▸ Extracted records
----
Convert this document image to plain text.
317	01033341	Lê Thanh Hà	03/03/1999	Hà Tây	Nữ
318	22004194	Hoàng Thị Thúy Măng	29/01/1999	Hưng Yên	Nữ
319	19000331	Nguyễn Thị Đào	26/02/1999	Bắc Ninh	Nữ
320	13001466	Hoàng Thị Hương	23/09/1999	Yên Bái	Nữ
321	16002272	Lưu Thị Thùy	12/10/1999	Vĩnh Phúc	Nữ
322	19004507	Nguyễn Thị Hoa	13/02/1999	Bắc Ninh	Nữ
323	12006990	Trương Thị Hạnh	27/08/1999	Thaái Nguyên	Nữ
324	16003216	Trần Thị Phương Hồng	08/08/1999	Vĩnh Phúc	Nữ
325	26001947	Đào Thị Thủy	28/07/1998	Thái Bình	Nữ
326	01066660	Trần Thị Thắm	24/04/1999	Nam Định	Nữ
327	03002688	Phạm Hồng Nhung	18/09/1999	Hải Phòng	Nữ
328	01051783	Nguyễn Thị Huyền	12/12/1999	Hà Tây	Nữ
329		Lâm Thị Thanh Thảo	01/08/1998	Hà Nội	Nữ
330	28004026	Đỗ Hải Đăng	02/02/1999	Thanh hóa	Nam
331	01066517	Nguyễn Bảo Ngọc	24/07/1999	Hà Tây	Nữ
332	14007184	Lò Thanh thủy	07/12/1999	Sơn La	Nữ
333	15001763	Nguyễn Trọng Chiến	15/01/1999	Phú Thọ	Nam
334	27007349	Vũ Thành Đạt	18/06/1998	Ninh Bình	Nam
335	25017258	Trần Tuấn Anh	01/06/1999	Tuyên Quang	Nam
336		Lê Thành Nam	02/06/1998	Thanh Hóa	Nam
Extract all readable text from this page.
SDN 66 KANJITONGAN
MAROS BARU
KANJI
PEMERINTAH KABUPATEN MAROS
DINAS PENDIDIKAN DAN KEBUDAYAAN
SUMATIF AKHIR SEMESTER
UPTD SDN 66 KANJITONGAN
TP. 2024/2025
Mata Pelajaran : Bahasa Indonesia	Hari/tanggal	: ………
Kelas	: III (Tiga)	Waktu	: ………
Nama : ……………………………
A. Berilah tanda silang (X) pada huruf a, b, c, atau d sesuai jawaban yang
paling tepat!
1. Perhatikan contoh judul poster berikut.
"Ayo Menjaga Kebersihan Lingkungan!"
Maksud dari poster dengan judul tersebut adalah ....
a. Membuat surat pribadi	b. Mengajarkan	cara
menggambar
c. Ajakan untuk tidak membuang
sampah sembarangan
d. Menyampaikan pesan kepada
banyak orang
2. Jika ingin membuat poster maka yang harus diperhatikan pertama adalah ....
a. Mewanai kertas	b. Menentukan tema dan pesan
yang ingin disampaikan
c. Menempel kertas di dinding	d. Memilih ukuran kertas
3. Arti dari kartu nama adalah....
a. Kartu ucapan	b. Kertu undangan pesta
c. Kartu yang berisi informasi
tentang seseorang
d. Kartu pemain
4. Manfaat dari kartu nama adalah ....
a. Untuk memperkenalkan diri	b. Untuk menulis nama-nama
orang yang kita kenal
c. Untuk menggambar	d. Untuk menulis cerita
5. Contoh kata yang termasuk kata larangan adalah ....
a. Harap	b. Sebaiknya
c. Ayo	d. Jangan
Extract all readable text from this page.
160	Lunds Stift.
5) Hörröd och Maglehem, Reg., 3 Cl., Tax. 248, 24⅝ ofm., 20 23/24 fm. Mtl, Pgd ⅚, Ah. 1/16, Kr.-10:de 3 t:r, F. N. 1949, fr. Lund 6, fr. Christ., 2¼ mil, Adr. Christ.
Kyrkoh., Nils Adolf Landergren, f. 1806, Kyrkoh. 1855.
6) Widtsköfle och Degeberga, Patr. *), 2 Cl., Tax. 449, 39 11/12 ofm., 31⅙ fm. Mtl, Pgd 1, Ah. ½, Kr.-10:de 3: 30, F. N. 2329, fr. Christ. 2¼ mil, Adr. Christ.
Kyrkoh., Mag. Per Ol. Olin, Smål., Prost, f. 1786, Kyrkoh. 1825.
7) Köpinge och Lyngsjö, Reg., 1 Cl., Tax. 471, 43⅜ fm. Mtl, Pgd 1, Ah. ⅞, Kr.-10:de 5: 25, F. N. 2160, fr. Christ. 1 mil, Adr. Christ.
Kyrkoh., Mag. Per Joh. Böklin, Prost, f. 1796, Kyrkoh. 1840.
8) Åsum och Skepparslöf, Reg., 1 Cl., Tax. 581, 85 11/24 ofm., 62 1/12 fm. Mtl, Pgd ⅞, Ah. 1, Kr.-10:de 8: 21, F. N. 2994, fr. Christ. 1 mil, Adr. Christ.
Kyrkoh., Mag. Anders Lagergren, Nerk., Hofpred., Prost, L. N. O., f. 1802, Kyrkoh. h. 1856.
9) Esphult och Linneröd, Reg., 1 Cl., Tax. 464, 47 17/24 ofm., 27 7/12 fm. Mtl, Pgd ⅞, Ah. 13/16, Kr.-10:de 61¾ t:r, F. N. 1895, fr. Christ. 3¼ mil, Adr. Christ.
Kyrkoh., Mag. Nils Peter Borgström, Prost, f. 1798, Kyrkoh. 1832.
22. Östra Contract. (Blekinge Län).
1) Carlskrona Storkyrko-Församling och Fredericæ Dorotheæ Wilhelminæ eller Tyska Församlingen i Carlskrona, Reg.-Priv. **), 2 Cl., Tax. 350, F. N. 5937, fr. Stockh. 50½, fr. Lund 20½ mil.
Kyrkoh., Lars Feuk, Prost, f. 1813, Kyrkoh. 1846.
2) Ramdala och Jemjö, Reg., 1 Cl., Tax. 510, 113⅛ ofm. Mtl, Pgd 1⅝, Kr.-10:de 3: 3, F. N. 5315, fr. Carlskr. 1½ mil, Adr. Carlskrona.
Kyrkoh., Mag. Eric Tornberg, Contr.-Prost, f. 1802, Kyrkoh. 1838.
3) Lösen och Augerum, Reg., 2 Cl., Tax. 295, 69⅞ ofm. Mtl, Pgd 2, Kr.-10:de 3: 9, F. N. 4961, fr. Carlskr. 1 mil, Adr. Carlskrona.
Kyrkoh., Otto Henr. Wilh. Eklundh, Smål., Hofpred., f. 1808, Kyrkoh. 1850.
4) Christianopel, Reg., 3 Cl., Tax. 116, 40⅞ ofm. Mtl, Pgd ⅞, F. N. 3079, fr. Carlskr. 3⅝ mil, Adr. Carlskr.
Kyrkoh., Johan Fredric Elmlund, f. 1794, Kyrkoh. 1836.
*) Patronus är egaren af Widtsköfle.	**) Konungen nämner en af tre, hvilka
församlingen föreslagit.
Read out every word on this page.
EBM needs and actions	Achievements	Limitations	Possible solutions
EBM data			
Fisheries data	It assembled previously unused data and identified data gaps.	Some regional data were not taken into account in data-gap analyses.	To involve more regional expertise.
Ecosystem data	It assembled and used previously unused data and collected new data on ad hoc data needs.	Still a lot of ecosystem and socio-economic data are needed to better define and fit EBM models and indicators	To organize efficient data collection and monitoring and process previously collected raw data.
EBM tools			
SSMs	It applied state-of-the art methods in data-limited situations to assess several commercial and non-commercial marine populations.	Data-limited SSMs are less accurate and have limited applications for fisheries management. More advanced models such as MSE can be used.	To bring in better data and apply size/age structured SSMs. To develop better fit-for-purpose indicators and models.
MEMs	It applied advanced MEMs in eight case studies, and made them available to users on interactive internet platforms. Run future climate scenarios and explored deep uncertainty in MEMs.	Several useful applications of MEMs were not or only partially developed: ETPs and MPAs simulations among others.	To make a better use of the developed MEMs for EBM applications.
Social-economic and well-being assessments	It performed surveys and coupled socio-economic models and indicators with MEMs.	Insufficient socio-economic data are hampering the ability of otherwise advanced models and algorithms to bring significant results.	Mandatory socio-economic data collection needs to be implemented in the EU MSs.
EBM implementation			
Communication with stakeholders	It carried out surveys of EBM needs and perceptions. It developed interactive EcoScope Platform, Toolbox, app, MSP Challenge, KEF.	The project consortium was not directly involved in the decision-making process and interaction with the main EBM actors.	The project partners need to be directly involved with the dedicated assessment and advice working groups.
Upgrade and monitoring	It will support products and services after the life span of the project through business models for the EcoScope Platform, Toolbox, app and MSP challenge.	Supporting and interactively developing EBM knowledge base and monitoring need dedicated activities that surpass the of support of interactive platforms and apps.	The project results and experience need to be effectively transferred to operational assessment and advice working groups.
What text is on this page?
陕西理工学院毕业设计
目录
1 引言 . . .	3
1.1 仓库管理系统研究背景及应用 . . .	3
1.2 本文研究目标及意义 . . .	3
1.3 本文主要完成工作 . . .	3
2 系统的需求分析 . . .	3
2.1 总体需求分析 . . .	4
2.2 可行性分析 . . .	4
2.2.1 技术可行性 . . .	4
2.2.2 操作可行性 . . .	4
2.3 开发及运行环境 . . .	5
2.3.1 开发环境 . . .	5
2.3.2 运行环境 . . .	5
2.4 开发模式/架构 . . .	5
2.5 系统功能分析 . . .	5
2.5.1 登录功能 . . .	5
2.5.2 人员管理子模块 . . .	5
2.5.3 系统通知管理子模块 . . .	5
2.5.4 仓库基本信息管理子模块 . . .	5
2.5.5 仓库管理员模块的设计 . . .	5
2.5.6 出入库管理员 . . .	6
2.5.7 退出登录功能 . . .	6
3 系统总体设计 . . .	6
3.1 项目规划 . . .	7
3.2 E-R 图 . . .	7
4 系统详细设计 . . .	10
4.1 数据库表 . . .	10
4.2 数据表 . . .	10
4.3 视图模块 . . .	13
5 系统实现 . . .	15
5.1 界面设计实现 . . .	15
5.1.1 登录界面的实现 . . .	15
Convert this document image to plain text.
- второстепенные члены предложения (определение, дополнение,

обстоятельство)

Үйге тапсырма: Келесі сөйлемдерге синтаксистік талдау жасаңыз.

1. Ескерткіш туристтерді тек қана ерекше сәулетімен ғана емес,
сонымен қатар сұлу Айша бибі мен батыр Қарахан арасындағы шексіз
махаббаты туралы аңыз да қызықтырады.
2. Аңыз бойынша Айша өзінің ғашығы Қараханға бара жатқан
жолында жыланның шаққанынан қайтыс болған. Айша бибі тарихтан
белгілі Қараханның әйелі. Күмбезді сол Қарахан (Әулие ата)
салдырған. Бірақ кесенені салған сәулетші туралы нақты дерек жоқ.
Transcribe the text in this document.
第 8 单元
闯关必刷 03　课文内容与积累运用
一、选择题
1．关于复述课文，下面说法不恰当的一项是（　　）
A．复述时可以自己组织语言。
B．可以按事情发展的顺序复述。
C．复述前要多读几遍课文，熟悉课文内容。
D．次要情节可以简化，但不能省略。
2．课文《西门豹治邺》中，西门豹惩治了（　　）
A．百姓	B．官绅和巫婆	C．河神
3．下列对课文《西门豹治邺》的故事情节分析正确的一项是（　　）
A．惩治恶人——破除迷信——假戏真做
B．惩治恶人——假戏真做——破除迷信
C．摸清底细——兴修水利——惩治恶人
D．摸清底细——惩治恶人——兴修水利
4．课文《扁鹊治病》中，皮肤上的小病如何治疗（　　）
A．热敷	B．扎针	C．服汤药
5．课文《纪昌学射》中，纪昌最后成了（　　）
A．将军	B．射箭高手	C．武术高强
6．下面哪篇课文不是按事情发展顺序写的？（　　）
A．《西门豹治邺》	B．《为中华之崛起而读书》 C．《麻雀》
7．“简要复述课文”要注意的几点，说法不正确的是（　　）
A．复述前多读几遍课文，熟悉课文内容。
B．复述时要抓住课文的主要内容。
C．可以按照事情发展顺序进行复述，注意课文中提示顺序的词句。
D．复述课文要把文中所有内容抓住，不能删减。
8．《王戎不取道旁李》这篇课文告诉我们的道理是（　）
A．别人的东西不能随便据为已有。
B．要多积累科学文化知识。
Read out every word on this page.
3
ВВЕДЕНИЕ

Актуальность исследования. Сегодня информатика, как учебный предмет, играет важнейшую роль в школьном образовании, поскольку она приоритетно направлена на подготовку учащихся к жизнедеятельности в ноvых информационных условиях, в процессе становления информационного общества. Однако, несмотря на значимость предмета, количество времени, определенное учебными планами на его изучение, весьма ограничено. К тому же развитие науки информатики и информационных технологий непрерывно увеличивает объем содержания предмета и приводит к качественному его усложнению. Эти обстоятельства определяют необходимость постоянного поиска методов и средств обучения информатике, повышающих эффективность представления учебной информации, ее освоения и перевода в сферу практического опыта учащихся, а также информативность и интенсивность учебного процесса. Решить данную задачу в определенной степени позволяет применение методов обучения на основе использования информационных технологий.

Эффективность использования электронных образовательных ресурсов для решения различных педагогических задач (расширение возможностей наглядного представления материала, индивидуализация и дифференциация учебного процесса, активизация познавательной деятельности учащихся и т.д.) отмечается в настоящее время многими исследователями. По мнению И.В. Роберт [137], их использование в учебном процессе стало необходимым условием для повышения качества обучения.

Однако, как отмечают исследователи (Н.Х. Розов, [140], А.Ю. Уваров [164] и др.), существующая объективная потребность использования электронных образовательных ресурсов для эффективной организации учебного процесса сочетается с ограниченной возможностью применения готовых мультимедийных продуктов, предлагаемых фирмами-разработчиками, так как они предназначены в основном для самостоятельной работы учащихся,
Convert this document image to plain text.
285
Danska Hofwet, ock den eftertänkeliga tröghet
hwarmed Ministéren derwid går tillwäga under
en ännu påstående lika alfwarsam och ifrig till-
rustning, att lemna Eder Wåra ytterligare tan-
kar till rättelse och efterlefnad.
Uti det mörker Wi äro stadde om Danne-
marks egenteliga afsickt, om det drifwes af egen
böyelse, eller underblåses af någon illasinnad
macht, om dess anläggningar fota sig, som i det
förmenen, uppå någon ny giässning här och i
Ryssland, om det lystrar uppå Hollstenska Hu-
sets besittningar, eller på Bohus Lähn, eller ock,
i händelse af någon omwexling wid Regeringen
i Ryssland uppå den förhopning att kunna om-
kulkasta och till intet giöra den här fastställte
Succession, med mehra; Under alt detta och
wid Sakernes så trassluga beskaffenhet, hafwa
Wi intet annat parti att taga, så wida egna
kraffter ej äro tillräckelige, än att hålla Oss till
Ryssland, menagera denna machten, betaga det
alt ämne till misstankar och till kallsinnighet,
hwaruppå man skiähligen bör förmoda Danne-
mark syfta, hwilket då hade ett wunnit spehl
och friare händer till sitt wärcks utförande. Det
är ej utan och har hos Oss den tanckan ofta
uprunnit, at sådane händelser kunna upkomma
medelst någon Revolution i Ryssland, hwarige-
----
▸ EXERCISE REQUIREMENTS
Every line in the data that holds "better" should be copied out.

▸ RESULT FOR THIS EXERCISE
Ecosystem data	It assembled and used previously unused data and collected new data on ad hoc data needs.	Still a lot of ecosystem and socio-economic data are needed to better define and fit EBM models and indicators	To organize efficient data collection and monitoring and process previously collected raw data.
SSMs	It applied state-of-the art methods in data-limited situations to assess several commercial and non-commercial marine populations.	Data-limited SSMs are less accurate and have limited applications for fisheries management. More advanced models such as MSE can be used.	To bring in better data and apply size/age structured SSMs. To develop better fit-for-purpose indicators and models.
MEMs	It applied advanced MEMs in eight case studies, and made them available to users on interactive internet platforms. Run future climate scenarios and explored deep uncertainty in MEMs.	Several useful applications of MEMs were not or only partially developed: ETPs and MPAs simulations among others.	To make a better use of the developed MEMs for EBM applications.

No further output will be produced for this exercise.